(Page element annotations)
● ● ●
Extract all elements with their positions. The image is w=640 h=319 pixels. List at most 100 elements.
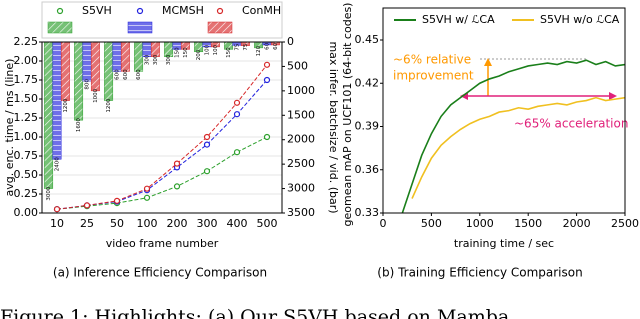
legend-label: S5VH w/ ℒCA — [422, 13, 495, 26]
y2-tick-label: 2500 — [287, 157, 315, 170]
line-marker — [263, 61, 271, 68]
x-tick-label: 1000 — [466, 217, 494, 230]
bar-label: 3000 — [46, 186, 52, 200]
x-axis-label: video frame number — [106, 237, 219, 250]
line-marker — [53, 206, 61, 213]
x-tick-label: 50 — [110, 217, 124, 230]
bar-label: 600 — [123, 69, 129, 80]
bar — [90, 41, 100, 92]
line-marker — [203, 141, 211, 148]
line-marker — [233, 99, 241, 106]
x-tick-label: 200 — [167, 217, 188, 230]
bar-label: 300 — [145, 54, 151, 65]
caption: (a) Inference Efficiency Comparison — [53, 266, 267, 280]
bar-label: 1200 — [63, 98, 69, 112]
x-tick-label: 25 — [80, 217, 94, 230]
legend-box — [41, 1, 283, 39]
bar-label: 100 — [213, 44, 219, 55]
bar-label: 150 — [175, 47, 181, 58]
bar — [60, 41, 70, 101]
bar — [164, 41, 174, 57]
y-tick-label: 0.50 — [14, 168, 39, 181]
y-tick-label: 0.25 — [14, 187, 39, 200]
bar-label: 200 — [196, 49, 202, 60]
bar-label: 800 — [85, 79, 91, 90]
bar — [142, 41, 152, 57]
bar — [82, 41, 92, 82]
arrow-head — [609, 92, 617, 100]
bar-label: 2400 — [55, 157, 61, 171]
line-marker — [173, 160, 181, 167]
y-tick-label: 1.75 — [14, 73, 39, 86]
bar — [150, 41, 160, 57]
series-line — [401, 59, 625, 213]
x-tick-label: 500 — [421, 217, 442, 230]
bar-label: 1600 — [76, 118, 82, 132]
legend-label: S5VH — [82, 4, 112, 17]
bar-label: 300 — [153, 54, 159, 65]
y-axis-label: avg. enc. time / ms (line) — [3, 59, 16, 197]
y2-tick-label: 500 — [287, 59, 308, 72]
y-axis-label: geomean mAP on UCF101 (64-bit codes) — [341, 3, 354, 227]
x-tick-label: 0 — [380, 217, 387, 230]
bar — [44, 41, 54, 189]
annotation: improvement — [393, 69, 474, 83]
legend-patch — [207, 21, 233, 34]
y-tick-label: 2.00 — [14, 54, 39, 67]
y-tick-label: 0.45 — [355, 33, 380, 46]
y2-tick-label: 1000 — [287, 84, 315, 97]
legend-patch — [47, 21, 73, 34]
bar — [134, 41, 144, 72]
series-line — [411, 96, 625, 199]
arrow-head — [484, 58, 492, 66]
x-tick-label: 2500 — [611, 217, 639, 230]
bar — [120, 41, 130, 72]
y2-axis-label: max infer. batchsize / vid. (bar) — [327, 41, 340, 213]
legend-marker — [136, 7, 144, 15]
y-tick-label: 0.00 — [14, 206, 39, 219]
x-tick-label: 300 — [197, 217, 218, 230]
bar-label: 1200 — [106, 98, 112, 112]
line-marker — [233, 149, 241, 156]
y-tick-label: 1.25 — [14, 111, 39, 124]
bar — [104, 41, 114, 101]
y-tick-label: 1.50 — [14, 92, 39, 105]
line-marker — [263, 133, 271, 141]
line-marker — [173, 183, 181, 190]
line-marker — [263, 76, 271, 84]
x-tick-label: 100 — [137, 217, 158, 230]
line-marker — [233, 111, 241, 118]
bar-label: 150 — [183, 47, 189, 58]
bar — [74, 41, 84, 121]
legend-label: MCMSH — [162, 4, 204, 17]
x-tick-label: 1500 — [514, 217, 542, 230]
bar — [52, 41, 62, 160]
series-line — [56, 136, 268, 210]
x-tick-label: 10 — [50, 217, 64, 230]
caption: (b) Training Efficiency Comparison — [377, 266, 582, 280]
bar-label: 120 — [256, 45, 262, 56]
series-line — [56, 64, 268, 210]
y-tick-label: 0.36 — [355, 163, 380, 176]
bar-label: 600 — [115, 69, 121, 80]
figure-caption: Figure 1: Highlights: (a) Our S5VH based… — [0, 306, 509, 319]
legend-label: S5VH w/o ℒCA — [540, 13, 620, 26]
legend-marker — [216, 7, 224, 15]
y2-tick-label: 3000 — [287, 182, 315, 195]
bar-label: 150 — [226, 47, 232, 58]
y-tick-label: 0.75 — [14, 149, 39, 162]
bar-label: 60 — [265, 42, 271, 49]
y-tick-label: 1.00 — [14, 130, 39, 143]
y2-tick-label: 0 — [287, 35, 294, 48]
line-marker — [83, 202, 91, 209]
y-tick-label: 0.39 — [355, 120, 380, 133]
bar-label: 60 — [273, 42, 279, 49]
x-tick-label: 2000 — [563, 217, 591, 230]
bar-label: 1000 — [93, 88, 99, 102]
line-marker — [143, 185, 151, 192]
x-axis-label: training time / sec — [454, 237, 554, 250]
y-tick-label: 0.42 — [355, 76, 380, 89]
x-tick-label: 400 — [227, 217, 248, 230]
legend-marker — [56, 7, 64, 15]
● ● ●
Update the listing by replacing each "line-marker" with "point-marker" and leaving everything else untouched. Omit the pictures from your answer.

= Expected answer =
Extract all elements with their positions. The image is w=640 h=319 pixels. List at most 100 elements.
legend-label: S5VH w/ ℒCA — [422, 13, 495, 26]
y2-tick-label: 2500 — [287, 157, 315, 170]
point-marker — [263, 61, 271, 68]
x-tick-label: 1000 — [466, 217, 494, 230]
bar-label: 3000 — [46, 186, 52, 200]
x-axis-label: video frame number — [106, 237, 219, 250]
point-marker — [53, 206, 61, 213]
x-tick-label: 50 — [110, 217, 124, 230]
bar-label: 600 — [123, 69, 129, 80]
bar — [90, 41, 100, 92]
point-marker — [203, 141, 211, 148]
point-marker — [233, 99, 241, 106]
x-tick-label: 200 — [167, 217, 188, 230]
bar-label: 300 — [145, 54, 151, 65]
caption: (a) Inference Efficiency Comparison — [53, 266, 267, 280]
bar-label: 1200 — [63, 98, 69, 112]
x-tick-label: 25 — [80, 217, 94, 230]
legend-box — [41, 1, 283, 39]
bar-label: 100 — [213, 44, 219, 55]
bar-label: 150 — [175, 47, 181, 58]
bar — [60, 41, 70, 101]
bar — [164, 41, 174, 57]
y-tick-label: 0.50 — [14, 168, 39, 181]
y-tick-label: 0.25 — [14, 187, 39, 200]
bar-label: 200 — [196, 49, 202, 60]
bar-label: 800 — [85, 79, 91, 90]
bar — [142, 41, 152, 57]
bar — [82, 41, 92, 82]
arrow-head — [609, 92, 617, 100]
bar-label: 2400 — [55, 157, 61, 171]
point-marker — [173, 160, 181, 167]
y-tick-label: 1.75 — [14, 73, 39, 86]
bar — [150, 41, 160, 57]
series-line — [401, 59, 625, 213]
x-tick-label: 500 — [421, 217, 442, 230]
bar-label: 1600 — [76, 118, 82, 132]
legend-label: S5VH — [82, 4, 112, 17]
bar-label: 300 — [153, 54, 159, 65]
y-axis-label: avg. enc. time / ms (line) — [3, 59, 16, 197]
y2-tick-label: 500 — [287, 59, 308, 72]
y-axis-label: geomean mAP on UCF101 (64-bit codes) — [341, 3, 354, 227]
x-tick-label: 0 — [380, 217, 387, 230]
bar — [44, 41, 54, 189]
annotation: improvement — [393, 69, 474, 83]
legend-patch — [207, 21, 233, 34]
y-tick-label: 2.00 — [14, 54, 39, 67]
y-tick-label: 0.45 — [355, 33, 380, 46]
y2-tick-label: 1000 — [287, 84, 315, 97]
legend-patch — [47, 21, 73, 34]
bar — [134, 41, 144, 72]
series-line — [411, 96, 625, 199]
arrow-head — [484, 58, 492, 66]
x-tick-label: 2500 — [611, 217, 639, 230]
bar — [120, 41, 130, 72]
y2-axis-label: max infer. batchsize / vid. (bar) — [327, 41, 340, 213]
legend-marker — [136, 7, 144, 15]
y-tick-label: 0.00 — [14, 206, 39, 219]
x-tick-label: 300 — [197, 217, 218, 230]
bar-label: 1200 — [106, 98, 112, 112]
point-marker — [233, 149, 241, 156]
y-tick-label: 1.25 — [14, 111, 39, 124]
bar — [104, 41, 114, 101]
y-tick-label: 1.50 — [14, 92, 39, 105]
point-marker — [263, 133, 271, 141]
point-marker — [173, 183, 181, 190]
point-marker — [263, 76, 271, 84]
x-tick-label: 100 — [137, 217, 158, 230]
point-marker — [233, 111, 241, 118]
bar-label: 150 — [183, 47, 189, 58]
bar — [74, 41, 84, 121]
legend-label: MCMSH — [162, 4, 204, 17]
x-tick-label: 1500 — [514, 217, 542, 230]
bar — [52, 41, 62, 160]
series-line — [56, 136, 268, 210]
x-tick-label: 10 — [50, 217, 64, 230]
caption: (b) Training Efficiency Comparison — [377, 266, 582, 280]
bar-label: 120 — [256, 45, 262, 56]
series-line — [56, 64, 268, 210]
y-tick-label: 0.36 — [355, 163, 380, 176]
bar-label: 600 — [115, 69, 121, 80]
figure-caption: Figure 1: Highlights: (a) Our S5VH based… — [0, 306, 509, 319]
legend-label: S5VH w/o ℒCA — [540, 13, 620, 26]
legend-marker — [216, 7, 224, 15]
y2-tick-label: 3000 — [287, 182, 315, 195]
bar-label: 150 — [226, 47, 232, 58]
y-tick-label: 0.75 — [14, 149, 39, 162]
bar-label: 60 — [265, 42, 271, 49]
y-tick-label: 1.00 — [14, 130, 39, 143]
y2-tick-label: 0 — [287, 35, 294, 48]
point-marker — [83, 202, 91, 209]
y-tick-label: 0.39 — [355, 120, 380, 133]
bar-label: 60 — [273, 42, 279, 49]
x-tick-label: 2000 — [563, 217, 591, 230]
bar-label: 1000 — [93, 88, 99, 102]
point-marker — [143, 185, 151, 192]
x-axis-label: training time / sec — [454, 237, 554, 250]
y-tick-label: 0.42 — [355, 76, 380, 89]
x-tick-label: 400 — [227, 217, 248, 230]
legend-marker — [56, 7, 64, 15]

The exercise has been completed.